For much of its 57-year history, Cross Insurance has grown through expansion, merging with and absorbing about 100 operations during that time, according to its leader's philosophy of capitalizing on unexpected opportunities.
With approximately $500 million in premiums and customers that range from a hot dog cart operator on Madison Avenue in New York City to the New England Patriots, Cross Insurance has become a formidable force outside Bangor. Today, it has 33 offices, with 14 in Maine and the rest in New Hampshire and Massachusetts.
Its most recent acquisition of a Wakefield, Mass., insurance agency in July is the second merger in six months in that region and the sixth acquisition in 2011. The most recent Wakefield merger marks a milestone, notes Royce Cross, the company's CEO.
"For the first time since we've been in business, we'll do more business in Wakefield, Mass., or Manchester, New Hampshire, than we'll do in Bangor," Cross says. The out-of-state operations will produce more premiums, serve more clients and employ more people than the Maine-based network.
Overall, Cross Insurance employs about 450 people, serves more than 70,000 individuals and 25,000 businesses. The company represents about 10% of the commercial policy sales in Maine and about half that on the consumer lines.
Hard numbers are difficult to come by when ranking insurance agencies, the businesses that serve as intermediaries between insurance companies and the customers they insure. Insurance companies are required to submit financial statements to the state's Bureau of Insurance, but insurance agencies are under no such requirement, says Doug Dunbar, spokesman for the Maine Department of Professional and Financial Regulation. Dunbar can say that there are 906 licensed resident agencies in Maine, including entities that sell credit insurance and attorneys who sell title insurance.
But Royce Cross is confident about his company's standing in the state, saying Cross is larger than the next four agencies combined. "Nobody's going to debate that we're the largest," he says.
And well connected.
John Leonard, president and CEO of the Maine Employers' Mutual Insurance Co., had 25 years at Traveler's Insurance before taking the helm at the work place safety and workers' compensation insurer. He credits MEMIC's association with Cross Insurance for one of its most lucrative workers' compensation contracts: a 2008 deal with the New England Patriots. Cross provides casualty and property insurance for the football franchise.
Leonard says Cross Insurance is in the top echelon of insurance companies in New England. Growth outside Maine for MEMIC increased 30% over last year, which Leonard attributes in part to its affiliation with Cross. "As they have grown, we have grown," he says.
Cross Insurance is one of only a handful of Maine-based insurance agencies that have operations outside the state.
"Maybe a dozen or so [have an out-of-state presence], so it really isn't common," says Lisa Veregge, executive vice president of the Maine Insurance Agents Association, which represents a majority of independent insurance agencies in the state.
Such a wide geographic reach allows the company access to more customers, creates a beachhead for further expansion and allows for a more diversified range of insurance offerings.

* [Material provided]
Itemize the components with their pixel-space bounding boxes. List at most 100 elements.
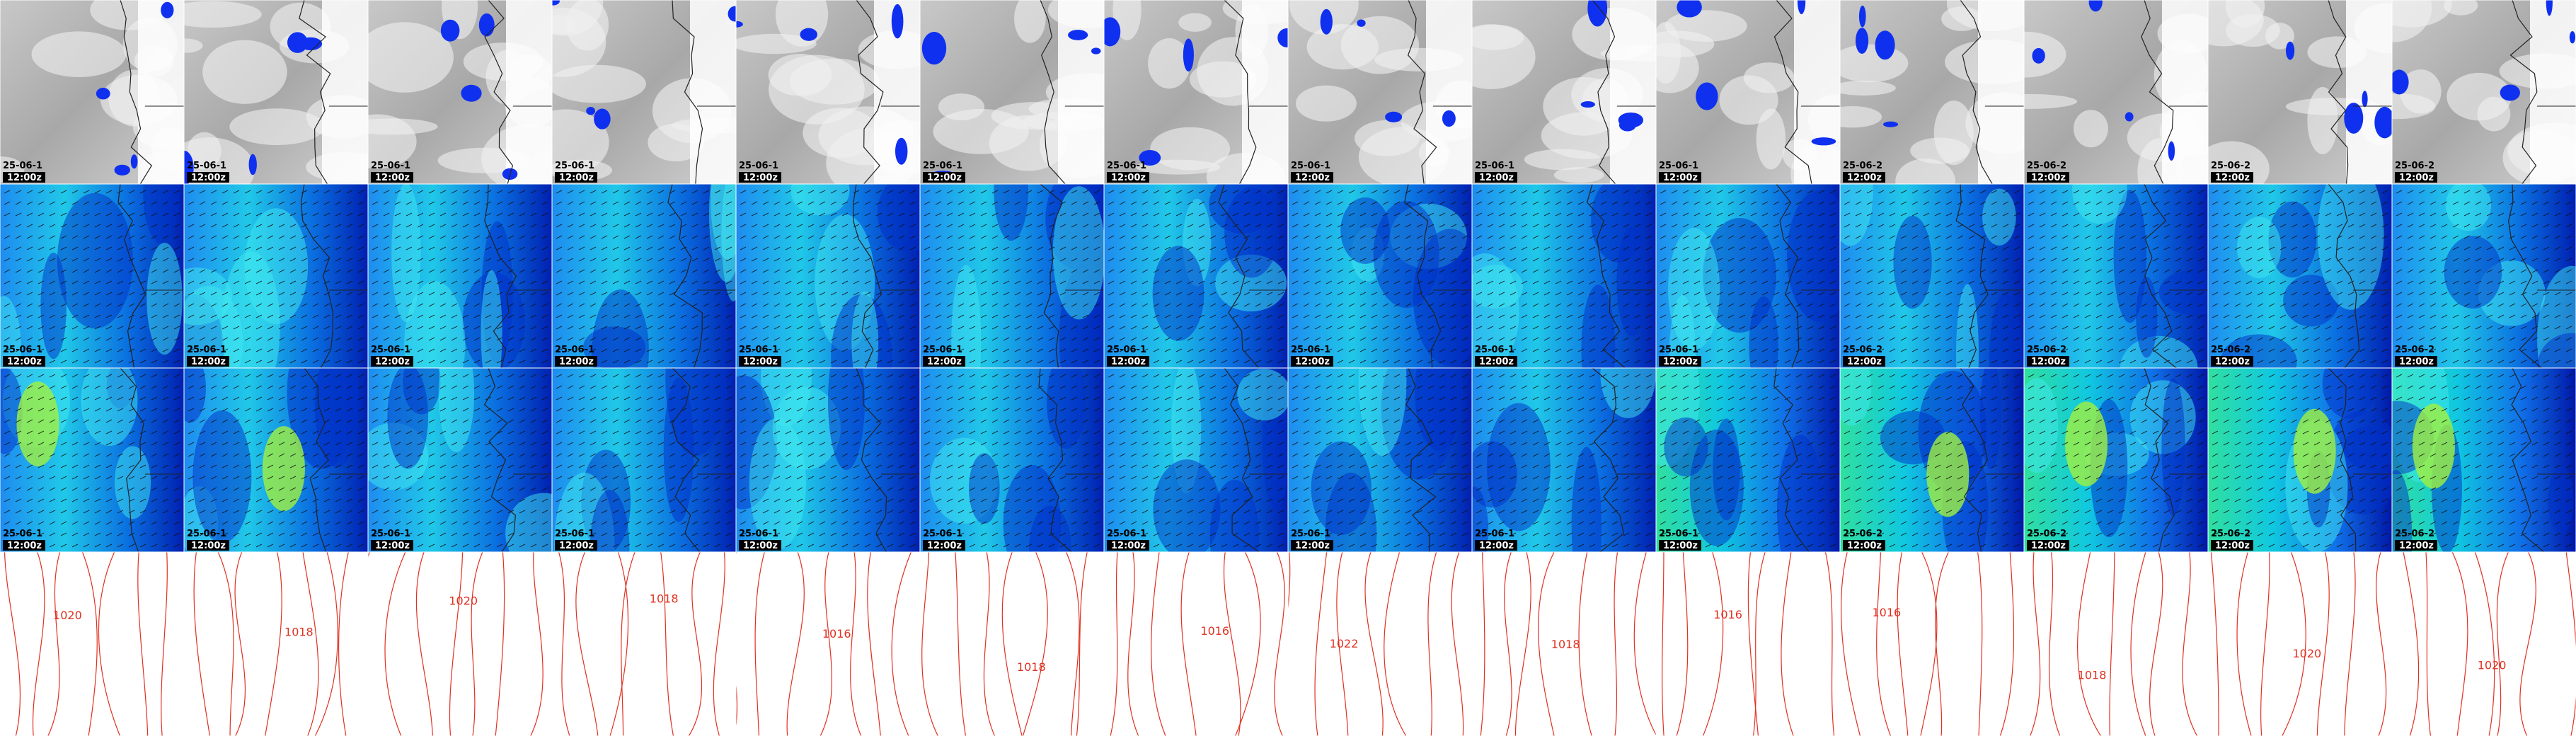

* [Problems to solve]
[A] From the Cross Insurance article, extract the stretch from "Its most recent" through "the Maine-based network.".
[B] Answer these from the Cross Insurance article:
(i) How many offices does Cross Insurance have today?
(ii) How many licensed resident agencies are there in Maine?
(iii) By what percentage did MEMIC's growth outside Maine increase over last year?
The material has nothing to do with this work.

* [Responses by task]
[A]
Its most recent acquisition of a Wakefield, Mass., insurance agency in July is the second merger in six months in that region and the sixth acquisition in 2011. The most recent Wakefield merger marks a milestone, notes Royce Cross, the company's CEO.
"For the first time since we've been in business, we'll do more business in Wakefield, Mass., or Manchester, New Hampshire, than we'll do in Bangor," Cross says. The out-of-state operations will produce more premiums, serve more clients and employ more people than the Maine-based network.

[B]
(i) 33
(ii) 906
(iii) 30%